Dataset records
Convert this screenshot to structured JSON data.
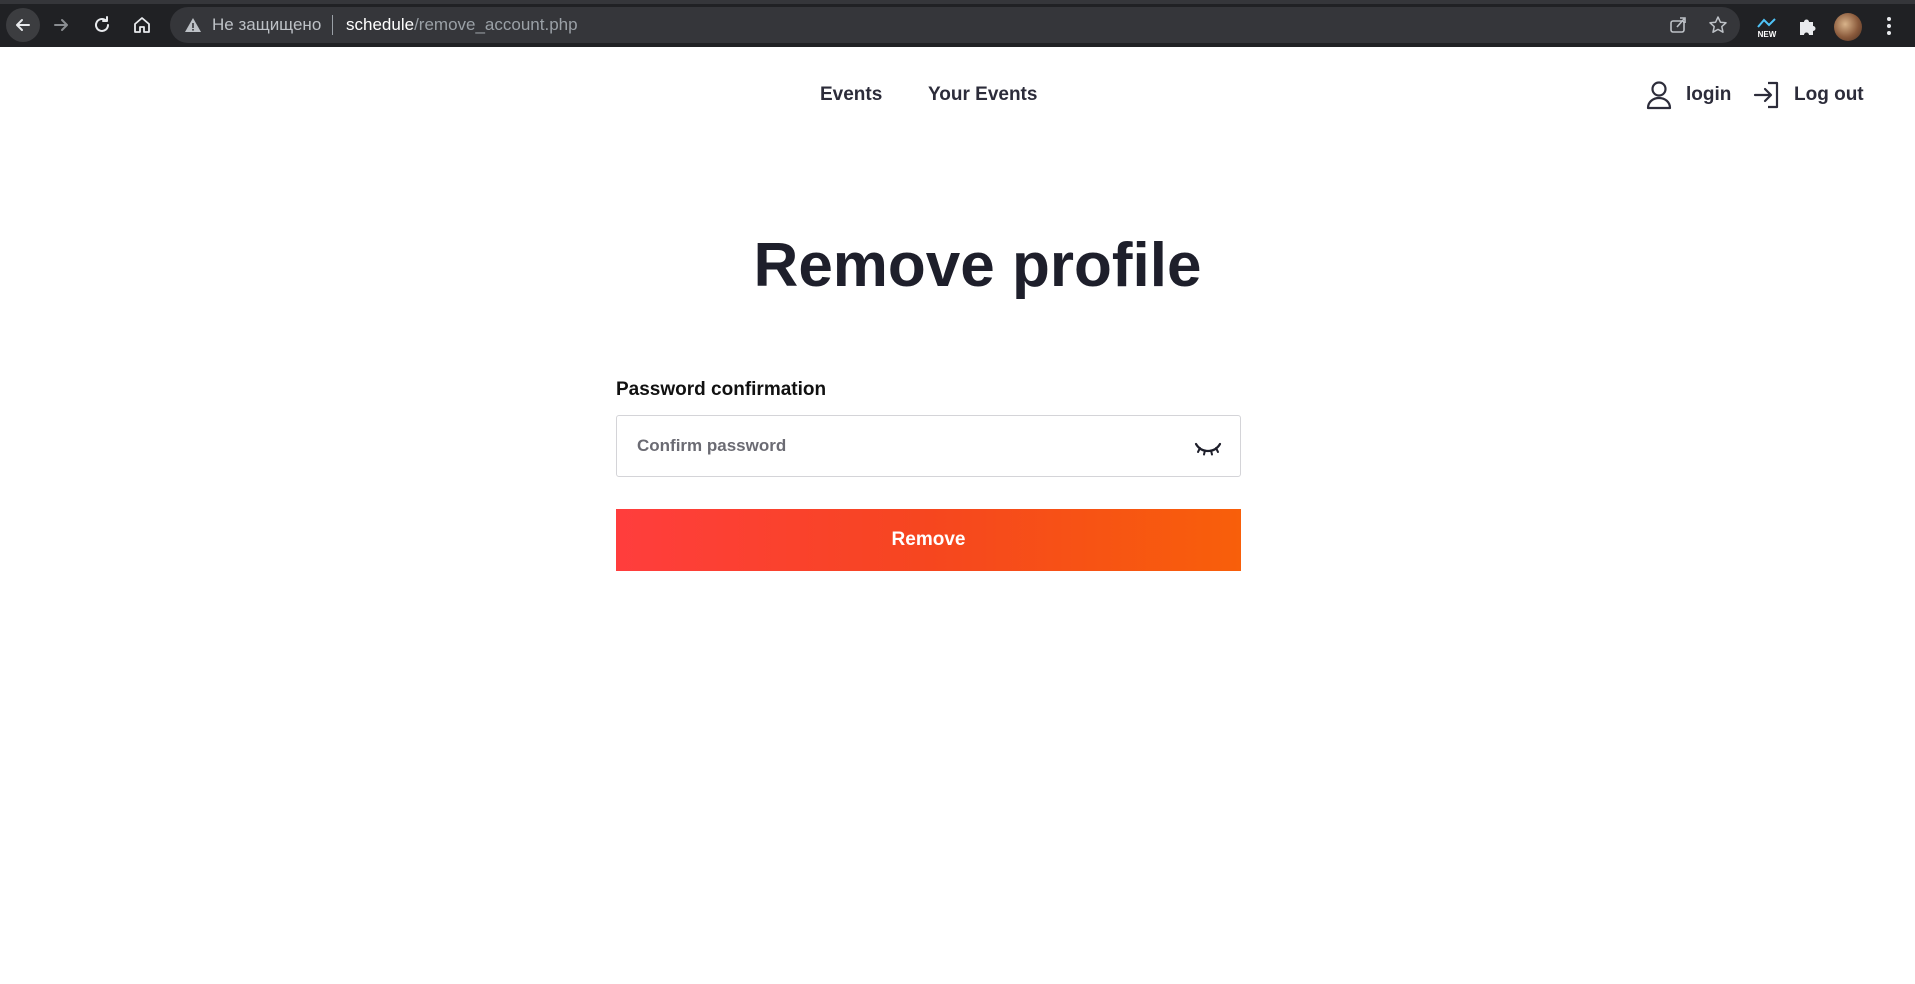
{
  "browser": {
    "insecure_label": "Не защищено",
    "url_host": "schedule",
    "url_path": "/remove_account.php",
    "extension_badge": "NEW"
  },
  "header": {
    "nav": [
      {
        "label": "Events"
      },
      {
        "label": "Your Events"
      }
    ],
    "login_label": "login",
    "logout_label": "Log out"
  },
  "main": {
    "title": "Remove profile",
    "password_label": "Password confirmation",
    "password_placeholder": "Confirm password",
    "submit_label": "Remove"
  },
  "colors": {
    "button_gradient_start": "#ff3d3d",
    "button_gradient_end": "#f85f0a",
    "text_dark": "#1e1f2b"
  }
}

--

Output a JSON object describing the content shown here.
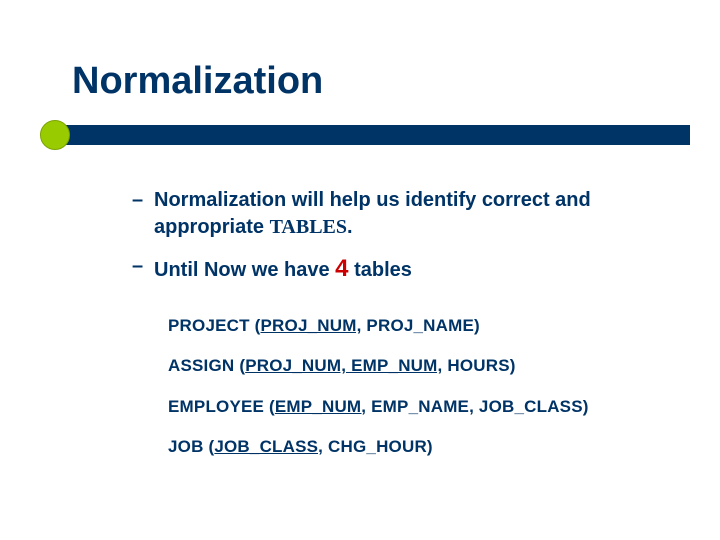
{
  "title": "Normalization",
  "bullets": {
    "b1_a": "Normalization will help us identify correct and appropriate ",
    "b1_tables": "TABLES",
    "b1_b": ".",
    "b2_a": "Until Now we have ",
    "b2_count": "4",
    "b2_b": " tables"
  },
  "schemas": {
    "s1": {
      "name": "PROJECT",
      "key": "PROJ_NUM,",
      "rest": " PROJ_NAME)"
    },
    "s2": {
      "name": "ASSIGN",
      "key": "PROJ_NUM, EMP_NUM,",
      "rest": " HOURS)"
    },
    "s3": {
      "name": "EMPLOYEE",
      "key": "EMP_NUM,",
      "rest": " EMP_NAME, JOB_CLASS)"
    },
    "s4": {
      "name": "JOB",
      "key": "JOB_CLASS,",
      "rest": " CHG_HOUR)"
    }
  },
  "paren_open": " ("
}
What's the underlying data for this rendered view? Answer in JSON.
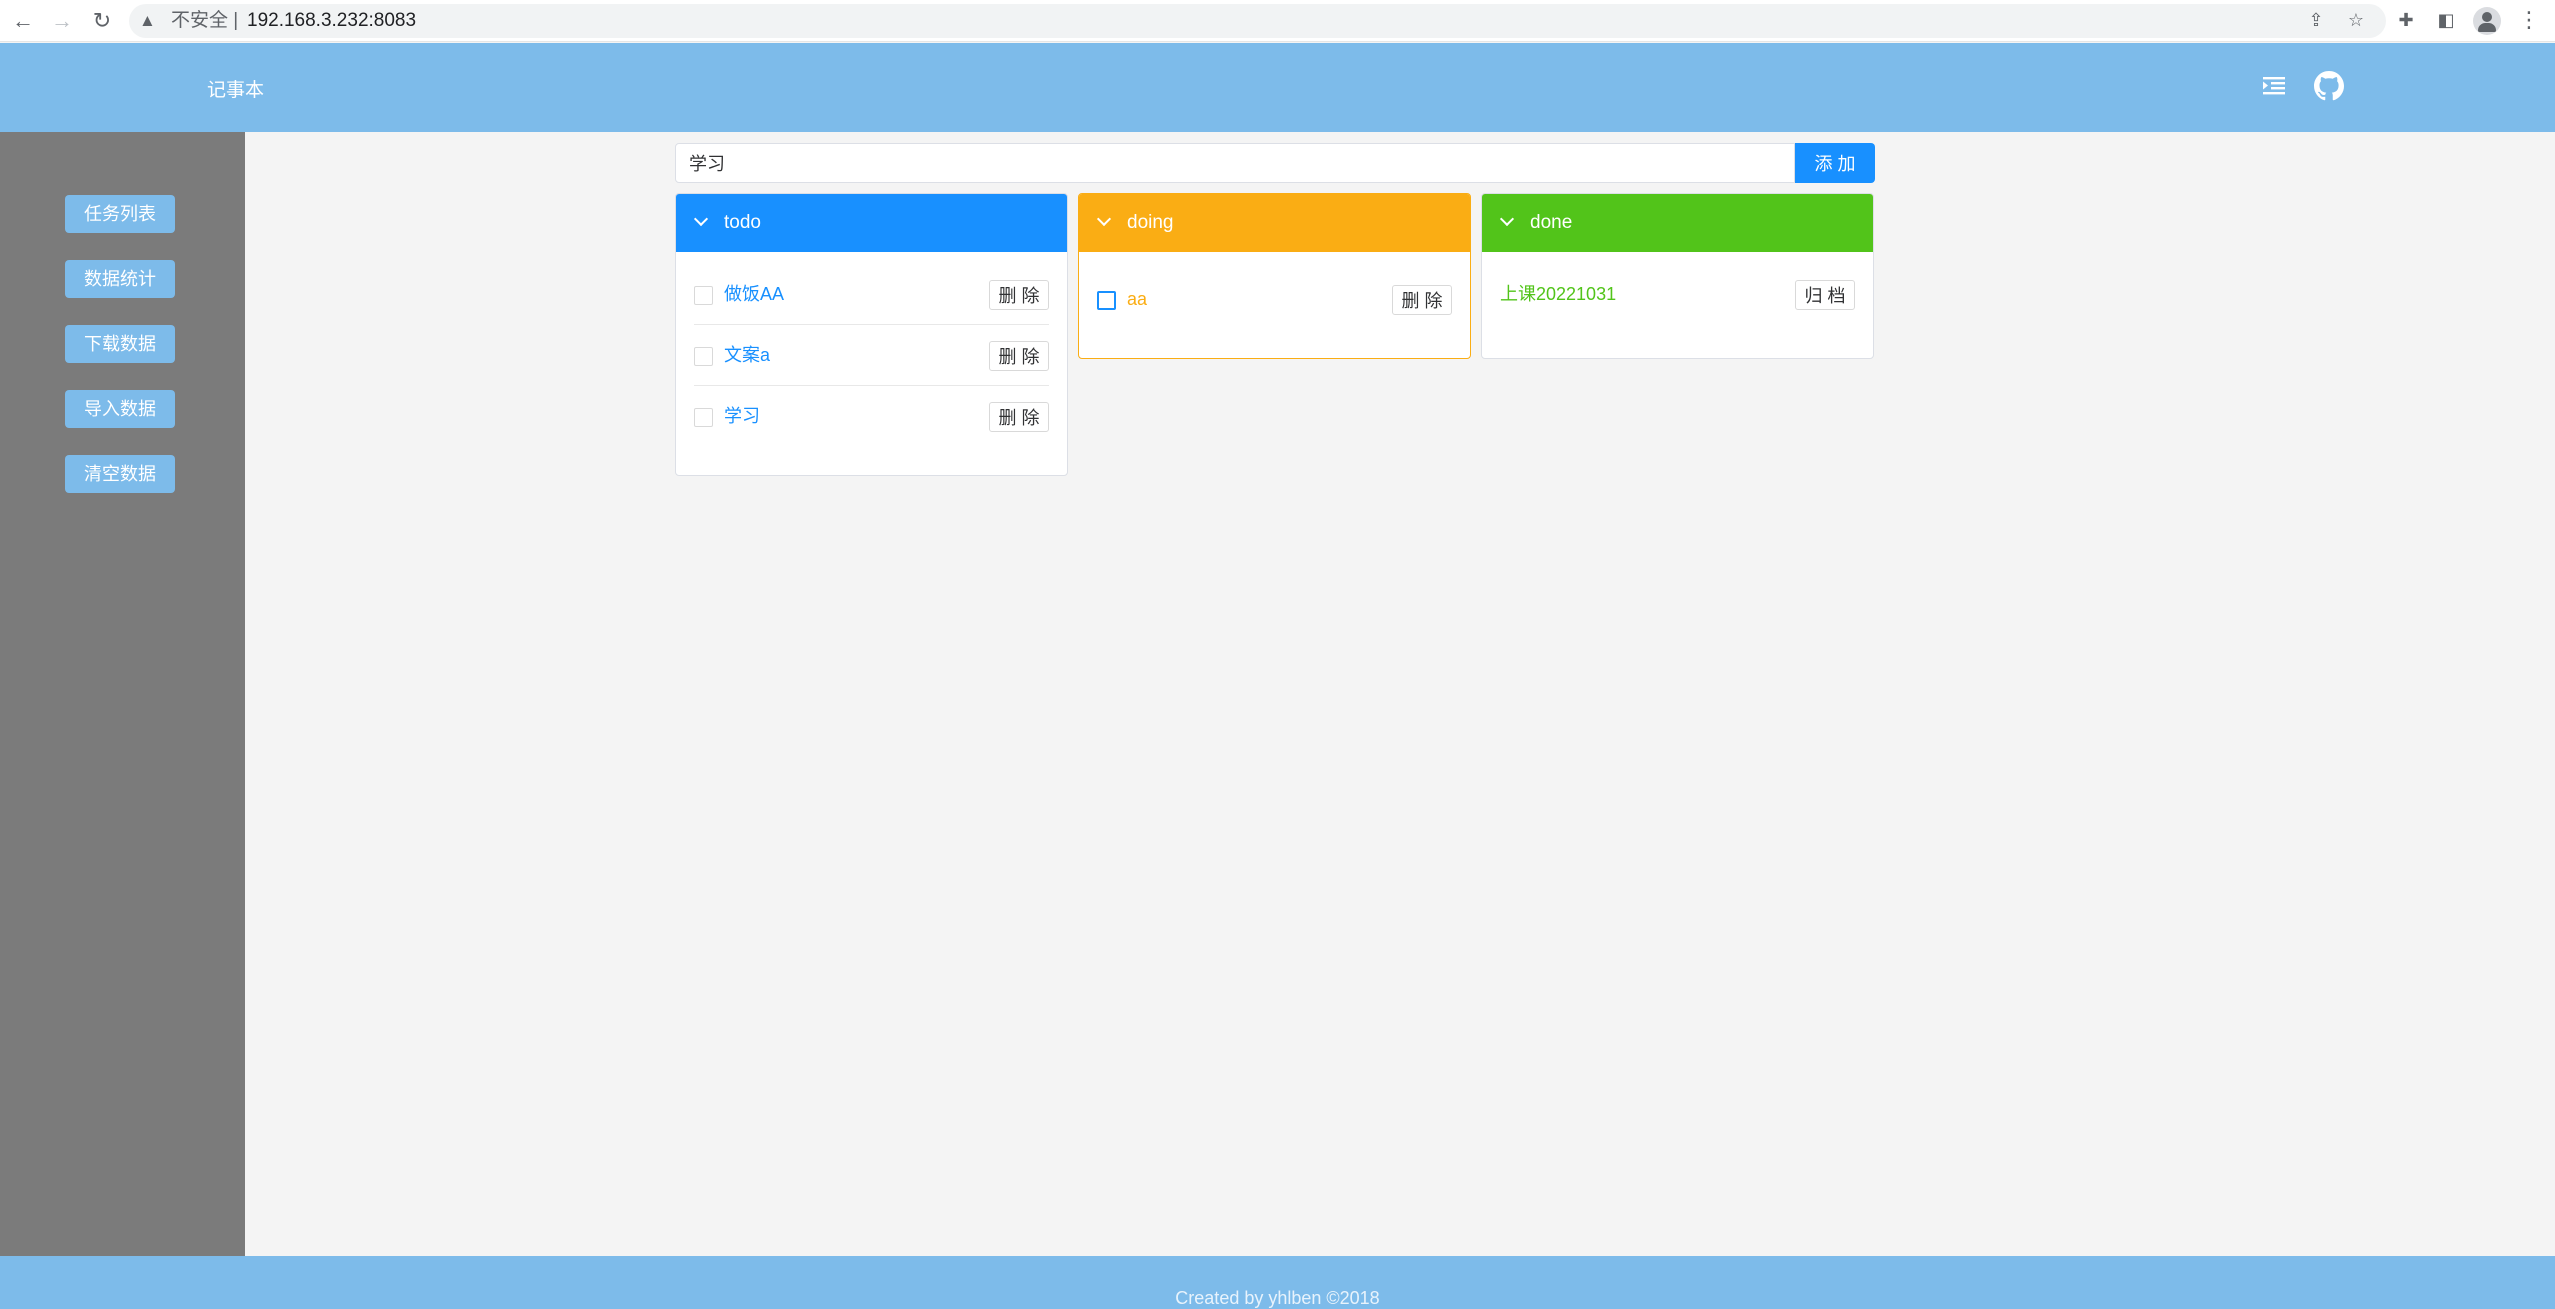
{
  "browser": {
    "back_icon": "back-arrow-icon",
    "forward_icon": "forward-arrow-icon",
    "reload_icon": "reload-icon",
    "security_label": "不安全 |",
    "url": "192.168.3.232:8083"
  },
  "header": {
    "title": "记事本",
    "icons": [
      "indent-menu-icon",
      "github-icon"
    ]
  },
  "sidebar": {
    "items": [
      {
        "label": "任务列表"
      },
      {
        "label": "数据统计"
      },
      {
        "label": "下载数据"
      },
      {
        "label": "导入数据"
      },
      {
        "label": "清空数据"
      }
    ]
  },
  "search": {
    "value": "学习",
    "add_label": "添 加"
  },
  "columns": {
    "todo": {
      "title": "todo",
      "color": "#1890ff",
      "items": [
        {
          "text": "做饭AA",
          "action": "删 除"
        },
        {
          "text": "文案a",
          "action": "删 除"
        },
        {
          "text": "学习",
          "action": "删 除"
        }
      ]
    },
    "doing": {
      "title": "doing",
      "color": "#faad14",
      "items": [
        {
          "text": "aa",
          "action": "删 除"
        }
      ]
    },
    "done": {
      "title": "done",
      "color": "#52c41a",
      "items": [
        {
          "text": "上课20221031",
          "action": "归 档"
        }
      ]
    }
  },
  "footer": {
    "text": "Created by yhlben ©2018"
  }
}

What to do:
Which lines contain the word "arrow"? Return each of them.

Problem solution:
    "back_icon": "back-arrow-icon",
    "forward_icon": "forward-arrow-icon",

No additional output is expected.